- **SUPPLIED RECORDS**
____

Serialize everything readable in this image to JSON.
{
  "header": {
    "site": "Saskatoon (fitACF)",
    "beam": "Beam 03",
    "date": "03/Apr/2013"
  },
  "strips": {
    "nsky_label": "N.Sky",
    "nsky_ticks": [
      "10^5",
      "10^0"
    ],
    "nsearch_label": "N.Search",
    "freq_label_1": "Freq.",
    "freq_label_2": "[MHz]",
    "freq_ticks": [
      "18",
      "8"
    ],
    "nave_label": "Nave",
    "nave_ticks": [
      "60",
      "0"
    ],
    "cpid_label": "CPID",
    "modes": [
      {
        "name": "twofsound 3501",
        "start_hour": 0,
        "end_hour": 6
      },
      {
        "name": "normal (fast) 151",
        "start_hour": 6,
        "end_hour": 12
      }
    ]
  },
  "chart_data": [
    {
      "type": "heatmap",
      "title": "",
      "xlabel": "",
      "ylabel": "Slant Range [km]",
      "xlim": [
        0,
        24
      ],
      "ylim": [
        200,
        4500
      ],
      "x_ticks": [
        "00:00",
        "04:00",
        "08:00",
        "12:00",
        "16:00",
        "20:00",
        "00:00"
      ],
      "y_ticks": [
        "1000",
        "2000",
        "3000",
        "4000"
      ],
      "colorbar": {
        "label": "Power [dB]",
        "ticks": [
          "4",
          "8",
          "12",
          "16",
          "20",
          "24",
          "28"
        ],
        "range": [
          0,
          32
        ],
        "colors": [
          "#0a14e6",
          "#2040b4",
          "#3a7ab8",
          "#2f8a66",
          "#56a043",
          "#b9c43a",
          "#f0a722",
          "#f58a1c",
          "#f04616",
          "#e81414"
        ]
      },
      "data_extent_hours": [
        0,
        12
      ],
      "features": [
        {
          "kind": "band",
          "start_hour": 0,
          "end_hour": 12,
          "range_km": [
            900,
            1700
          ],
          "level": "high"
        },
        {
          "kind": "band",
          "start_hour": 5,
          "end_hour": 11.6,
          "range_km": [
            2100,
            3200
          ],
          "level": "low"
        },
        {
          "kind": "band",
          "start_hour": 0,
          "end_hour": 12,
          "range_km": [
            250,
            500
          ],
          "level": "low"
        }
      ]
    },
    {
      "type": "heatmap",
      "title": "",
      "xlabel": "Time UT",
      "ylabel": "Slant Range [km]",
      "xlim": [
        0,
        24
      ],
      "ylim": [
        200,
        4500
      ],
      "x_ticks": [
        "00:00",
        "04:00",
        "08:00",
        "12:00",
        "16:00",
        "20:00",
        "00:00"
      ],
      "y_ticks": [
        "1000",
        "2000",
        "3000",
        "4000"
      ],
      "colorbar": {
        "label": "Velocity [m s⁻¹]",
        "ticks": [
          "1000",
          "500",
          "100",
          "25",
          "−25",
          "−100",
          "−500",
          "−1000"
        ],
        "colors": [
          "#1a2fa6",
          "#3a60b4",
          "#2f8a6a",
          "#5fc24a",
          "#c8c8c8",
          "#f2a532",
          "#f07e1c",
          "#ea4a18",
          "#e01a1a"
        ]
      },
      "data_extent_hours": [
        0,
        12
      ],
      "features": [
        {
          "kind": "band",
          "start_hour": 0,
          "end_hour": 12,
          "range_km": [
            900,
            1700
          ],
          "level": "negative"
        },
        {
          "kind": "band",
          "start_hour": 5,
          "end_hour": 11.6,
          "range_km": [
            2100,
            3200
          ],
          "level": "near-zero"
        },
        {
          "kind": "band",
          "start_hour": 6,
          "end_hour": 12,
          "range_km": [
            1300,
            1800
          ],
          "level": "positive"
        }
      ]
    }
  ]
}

____

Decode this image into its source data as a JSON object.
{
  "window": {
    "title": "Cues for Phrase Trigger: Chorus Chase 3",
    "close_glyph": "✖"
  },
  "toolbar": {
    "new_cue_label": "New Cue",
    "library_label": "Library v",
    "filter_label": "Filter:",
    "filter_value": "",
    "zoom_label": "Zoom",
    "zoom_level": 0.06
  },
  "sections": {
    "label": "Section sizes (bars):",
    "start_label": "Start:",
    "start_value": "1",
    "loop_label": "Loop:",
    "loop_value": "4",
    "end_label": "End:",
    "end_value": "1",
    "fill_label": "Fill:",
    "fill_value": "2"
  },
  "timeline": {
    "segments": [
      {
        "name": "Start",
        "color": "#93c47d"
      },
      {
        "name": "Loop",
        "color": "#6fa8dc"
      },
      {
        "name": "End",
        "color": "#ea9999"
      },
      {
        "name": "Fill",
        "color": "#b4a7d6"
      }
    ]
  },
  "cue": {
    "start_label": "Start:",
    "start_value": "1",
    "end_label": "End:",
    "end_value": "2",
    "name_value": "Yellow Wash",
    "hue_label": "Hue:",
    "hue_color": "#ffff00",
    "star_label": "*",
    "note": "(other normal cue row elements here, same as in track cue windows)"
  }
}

____

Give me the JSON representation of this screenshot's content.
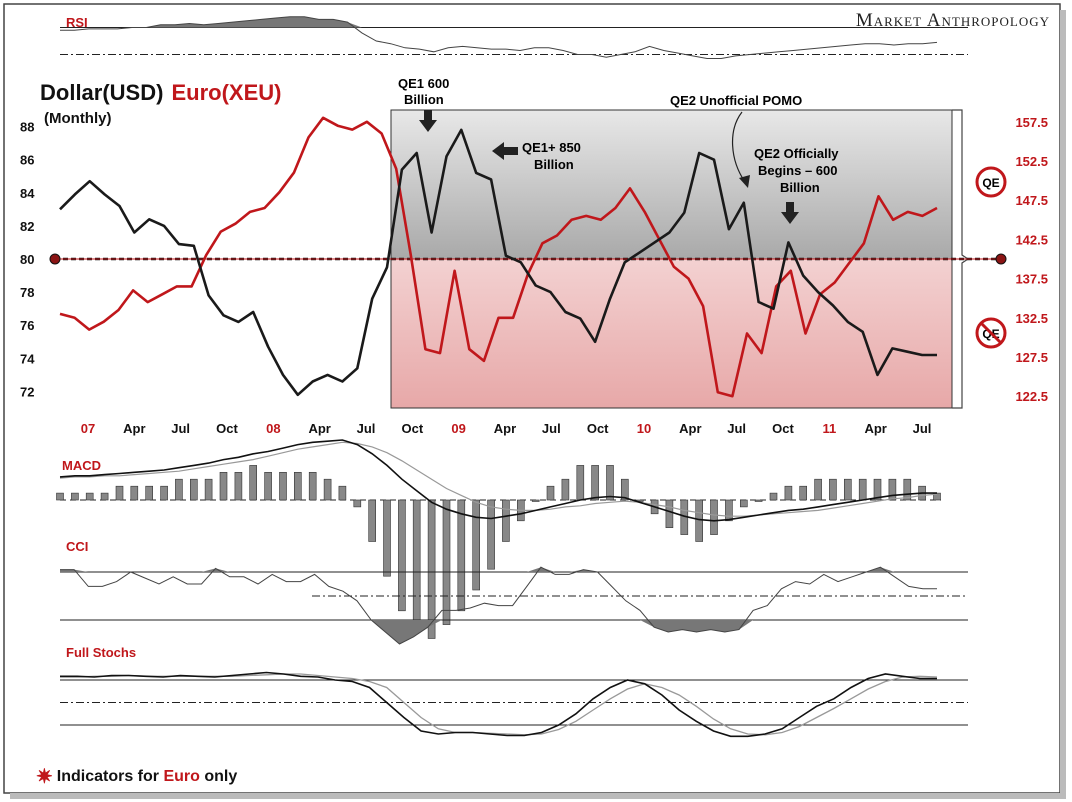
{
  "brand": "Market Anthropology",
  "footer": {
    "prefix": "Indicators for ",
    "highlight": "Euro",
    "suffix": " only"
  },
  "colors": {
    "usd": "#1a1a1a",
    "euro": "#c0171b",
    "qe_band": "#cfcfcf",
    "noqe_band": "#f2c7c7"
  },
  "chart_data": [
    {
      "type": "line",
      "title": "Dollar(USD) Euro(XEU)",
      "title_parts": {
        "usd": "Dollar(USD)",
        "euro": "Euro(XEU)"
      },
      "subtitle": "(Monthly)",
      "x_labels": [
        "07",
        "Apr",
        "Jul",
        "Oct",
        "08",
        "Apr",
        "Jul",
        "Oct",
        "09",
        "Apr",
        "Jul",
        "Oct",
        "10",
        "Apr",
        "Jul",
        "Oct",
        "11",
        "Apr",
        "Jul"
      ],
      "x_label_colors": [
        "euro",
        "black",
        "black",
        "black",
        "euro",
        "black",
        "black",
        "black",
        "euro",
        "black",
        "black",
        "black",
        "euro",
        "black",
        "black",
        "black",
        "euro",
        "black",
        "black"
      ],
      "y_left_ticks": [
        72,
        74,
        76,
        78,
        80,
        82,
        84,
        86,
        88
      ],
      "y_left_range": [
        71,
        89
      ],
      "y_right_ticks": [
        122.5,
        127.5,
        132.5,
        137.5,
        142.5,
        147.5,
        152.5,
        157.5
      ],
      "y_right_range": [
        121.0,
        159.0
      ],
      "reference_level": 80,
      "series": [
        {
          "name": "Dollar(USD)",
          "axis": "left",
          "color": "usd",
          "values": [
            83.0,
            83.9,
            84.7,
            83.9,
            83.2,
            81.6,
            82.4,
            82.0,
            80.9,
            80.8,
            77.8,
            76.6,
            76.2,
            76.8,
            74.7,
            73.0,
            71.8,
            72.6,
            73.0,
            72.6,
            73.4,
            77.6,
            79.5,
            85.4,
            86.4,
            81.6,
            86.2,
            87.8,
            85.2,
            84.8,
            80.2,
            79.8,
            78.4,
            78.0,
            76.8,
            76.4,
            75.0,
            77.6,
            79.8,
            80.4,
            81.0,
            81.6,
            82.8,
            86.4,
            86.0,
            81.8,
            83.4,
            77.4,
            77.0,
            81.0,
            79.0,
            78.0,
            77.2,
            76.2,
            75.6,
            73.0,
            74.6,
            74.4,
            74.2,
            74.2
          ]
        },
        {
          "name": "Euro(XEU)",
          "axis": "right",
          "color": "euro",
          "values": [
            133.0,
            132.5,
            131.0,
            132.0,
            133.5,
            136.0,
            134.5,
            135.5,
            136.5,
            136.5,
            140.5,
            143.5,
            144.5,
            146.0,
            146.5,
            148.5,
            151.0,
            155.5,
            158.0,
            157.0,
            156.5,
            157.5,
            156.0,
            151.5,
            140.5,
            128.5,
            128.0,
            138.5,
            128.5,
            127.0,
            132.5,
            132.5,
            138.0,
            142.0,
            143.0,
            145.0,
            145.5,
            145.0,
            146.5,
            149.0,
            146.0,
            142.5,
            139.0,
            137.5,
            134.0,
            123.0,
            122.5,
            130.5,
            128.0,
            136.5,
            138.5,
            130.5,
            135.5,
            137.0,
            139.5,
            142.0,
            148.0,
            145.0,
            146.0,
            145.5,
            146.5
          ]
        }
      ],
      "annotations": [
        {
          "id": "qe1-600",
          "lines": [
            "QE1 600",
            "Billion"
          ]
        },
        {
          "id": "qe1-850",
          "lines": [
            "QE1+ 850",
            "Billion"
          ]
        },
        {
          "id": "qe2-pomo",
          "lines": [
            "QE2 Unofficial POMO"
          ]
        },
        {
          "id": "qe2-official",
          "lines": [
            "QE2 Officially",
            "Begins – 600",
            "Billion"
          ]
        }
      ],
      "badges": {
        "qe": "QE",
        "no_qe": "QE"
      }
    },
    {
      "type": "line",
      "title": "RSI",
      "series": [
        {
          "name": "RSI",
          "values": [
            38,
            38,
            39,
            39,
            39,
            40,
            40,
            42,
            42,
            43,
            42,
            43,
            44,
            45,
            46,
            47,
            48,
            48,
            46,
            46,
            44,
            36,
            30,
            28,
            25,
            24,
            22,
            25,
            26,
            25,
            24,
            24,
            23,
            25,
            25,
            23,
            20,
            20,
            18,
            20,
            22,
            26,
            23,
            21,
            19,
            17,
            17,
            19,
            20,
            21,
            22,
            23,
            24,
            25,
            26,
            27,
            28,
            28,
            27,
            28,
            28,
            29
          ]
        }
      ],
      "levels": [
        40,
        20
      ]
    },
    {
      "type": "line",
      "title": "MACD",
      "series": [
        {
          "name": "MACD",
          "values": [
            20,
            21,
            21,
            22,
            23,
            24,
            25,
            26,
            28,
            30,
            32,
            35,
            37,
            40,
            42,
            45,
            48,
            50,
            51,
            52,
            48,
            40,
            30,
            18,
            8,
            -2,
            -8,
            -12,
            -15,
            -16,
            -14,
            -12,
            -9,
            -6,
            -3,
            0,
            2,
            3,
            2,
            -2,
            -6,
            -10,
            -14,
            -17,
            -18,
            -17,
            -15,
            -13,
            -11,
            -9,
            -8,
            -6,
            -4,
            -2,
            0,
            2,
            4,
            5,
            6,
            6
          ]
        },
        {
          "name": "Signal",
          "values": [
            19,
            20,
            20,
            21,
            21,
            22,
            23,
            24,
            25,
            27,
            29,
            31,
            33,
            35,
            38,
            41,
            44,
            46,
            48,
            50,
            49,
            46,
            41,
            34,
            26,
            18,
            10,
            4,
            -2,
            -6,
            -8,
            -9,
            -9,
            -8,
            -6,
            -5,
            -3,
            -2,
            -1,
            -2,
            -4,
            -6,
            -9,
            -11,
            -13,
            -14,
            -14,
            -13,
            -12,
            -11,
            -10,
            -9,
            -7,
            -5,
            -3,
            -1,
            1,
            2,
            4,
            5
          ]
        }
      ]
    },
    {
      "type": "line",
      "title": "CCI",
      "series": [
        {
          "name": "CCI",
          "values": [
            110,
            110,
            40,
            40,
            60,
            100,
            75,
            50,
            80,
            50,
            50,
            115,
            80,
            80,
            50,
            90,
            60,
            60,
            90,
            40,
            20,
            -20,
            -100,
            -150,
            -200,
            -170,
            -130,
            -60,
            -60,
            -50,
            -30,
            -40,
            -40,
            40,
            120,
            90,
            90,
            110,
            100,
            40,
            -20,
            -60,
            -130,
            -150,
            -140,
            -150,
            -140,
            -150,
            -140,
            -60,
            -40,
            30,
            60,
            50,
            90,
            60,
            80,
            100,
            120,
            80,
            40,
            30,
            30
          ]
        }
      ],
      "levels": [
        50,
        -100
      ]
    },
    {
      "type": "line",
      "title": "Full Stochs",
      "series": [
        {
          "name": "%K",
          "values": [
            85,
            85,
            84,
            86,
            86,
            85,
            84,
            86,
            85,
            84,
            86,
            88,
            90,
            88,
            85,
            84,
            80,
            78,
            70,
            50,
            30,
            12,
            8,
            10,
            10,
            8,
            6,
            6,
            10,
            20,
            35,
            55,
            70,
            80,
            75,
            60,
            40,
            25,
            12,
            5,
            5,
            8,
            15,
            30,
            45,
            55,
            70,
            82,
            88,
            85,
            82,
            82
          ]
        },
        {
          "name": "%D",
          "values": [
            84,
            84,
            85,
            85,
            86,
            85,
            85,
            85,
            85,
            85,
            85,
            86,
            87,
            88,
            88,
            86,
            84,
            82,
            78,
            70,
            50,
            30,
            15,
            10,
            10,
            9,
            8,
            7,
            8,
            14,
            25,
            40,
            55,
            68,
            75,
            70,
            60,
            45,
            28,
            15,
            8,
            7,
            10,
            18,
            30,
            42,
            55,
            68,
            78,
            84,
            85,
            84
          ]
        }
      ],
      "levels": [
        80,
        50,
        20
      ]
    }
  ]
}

____

- **THE EXERCISE**
Count every line in the listing above that holds "Dollar", then report only the count.

- **EXERCISE RESPONSE**
3